Task details: Write out the complete material exactly as it stands.

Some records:
>>>>>

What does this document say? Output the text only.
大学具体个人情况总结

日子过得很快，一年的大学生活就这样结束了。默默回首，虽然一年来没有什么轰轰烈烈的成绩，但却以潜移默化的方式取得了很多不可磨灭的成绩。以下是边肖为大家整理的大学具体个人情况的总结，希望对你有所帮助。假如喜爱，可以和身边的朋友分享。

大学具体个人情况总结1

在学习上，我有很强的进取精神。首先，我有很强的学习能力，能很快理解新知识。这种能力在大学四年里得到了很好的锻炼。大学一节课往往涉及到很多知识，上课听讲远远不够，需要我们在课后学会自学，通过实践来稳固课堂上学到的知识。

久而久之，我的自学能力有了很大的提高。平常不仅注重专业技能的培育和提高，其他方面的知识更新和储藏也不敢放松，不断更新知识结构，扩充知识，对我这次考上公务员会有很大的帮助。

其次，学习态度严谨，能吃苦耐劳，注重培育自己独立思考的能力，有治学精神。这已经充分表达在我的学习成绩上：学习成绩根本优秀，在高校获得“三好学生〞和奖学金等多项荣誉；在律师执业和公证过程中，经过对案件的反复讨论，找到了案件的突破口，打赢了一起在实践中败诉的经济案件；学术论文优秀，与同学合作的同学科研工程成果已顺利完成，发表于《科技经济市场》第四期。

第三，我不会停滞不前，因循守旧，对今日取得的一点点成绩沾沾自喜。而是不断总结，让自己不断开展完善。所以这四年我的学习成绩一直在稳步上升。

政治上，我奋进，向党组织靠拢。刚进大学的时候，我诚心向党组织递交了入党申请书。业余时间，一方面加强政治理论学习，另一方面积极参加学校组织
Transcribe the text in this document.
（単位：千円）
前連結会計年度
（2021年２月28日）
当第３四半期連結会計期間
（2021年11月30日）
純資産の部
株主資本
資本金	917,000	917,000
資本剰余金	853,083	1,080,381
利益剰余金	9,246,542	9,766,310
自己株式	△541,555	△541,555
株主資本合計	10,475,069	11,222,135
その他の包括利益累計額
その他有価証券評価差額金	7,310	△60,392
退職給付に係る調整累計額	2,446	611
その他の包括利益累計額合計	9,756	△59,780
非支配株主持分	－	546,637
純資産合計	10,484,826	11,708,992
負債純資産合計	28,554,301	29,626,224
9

<<<<<

Completed task:
What does this document say? Output the text only.
大学具体个人情况总结

日子过得很快，一年的大学生活就这样结束了。默默回首，虽然一年来没有什么轰轰烈烈的成绩，但却以潜移默化的方式取得了很多不可磨灭的成绩。以下是边肖为大家整理的大学具体个人情况的总结，希望对你有所帮助。假如喜爱，可以和身边的朋友分享。

大学具体个人情况总结1

在学习上，我有很强的进取精神。首先，我有很强的学习能力，能很快理解新知识。这种能力在大学四年里得到了很好的锻炼。大学一节课往往涉及到很多知识，上课听讲远远不够，需要我们在课后学会自学，通过实践来稳固课堂上学到的知识。

久而久之，我的自学能力有了很大的提高。平常不仅注重专业技能的培育和提高，其他方面的知识更新和储藏也不敢放松，不断更新知识结构，扩充知识，对我这次考上公务员会有很大的帮助。

其次，学习态度严谨，能吃苦耐劳，注重培育自己独立思考的能力，有治学精神。这已经充分表达在我的学习成绩上：学习成绩根本优秀，在高校获得“三好学生〞和奖学金等多项荣誉；在律师执业和公证过程中，经过对案件的反复讨论，找到了案件的突破口，打赢了一起在实践中败诉的经济案件；学术论文优秀，与同学合作的同学科研工程成果已顺利完成，发表于《科技经济市场》第四期。

第三，我不会停滞不前，因循守旧，对今日取得的一点点成绩沾沾自喜。而是不断总结，让自己不断开展完善。所以这四年我的学习成绩一直在稳步上升。

政治上，我奋进，向党组织靠拢。刚进大学的时候，我诚心向党组织递交了入党申请书。业余时间，一方面加强政治理论学习，另一方面积极参加学校组织
Transcribe the text in this document.
（単位：千円）
前連結会計年度
（2021年２月28日）
当第３四半期連結会計期間
（2021年11月30日）
純資産の部
株主資本
資本金	917,000	917,000
資本剰余金	853,083	1,080,381
利益剰余金	9,246,542	9,766,310
自己株式	△541,555	△541,555
株主資本合計	10,475,069	11,222,135
その他の包括利益累計額
その他有価証券評価差額金	7,310	△60,392
退職給付に係る調整累計額	2,446	611
その他の包括利益累計額合計	9,756	△59,780
非支配株主持分	－	546,637
純資産合計	10,484,826	11,708,992
負債純資産合計	28,554,301	29,626,224
9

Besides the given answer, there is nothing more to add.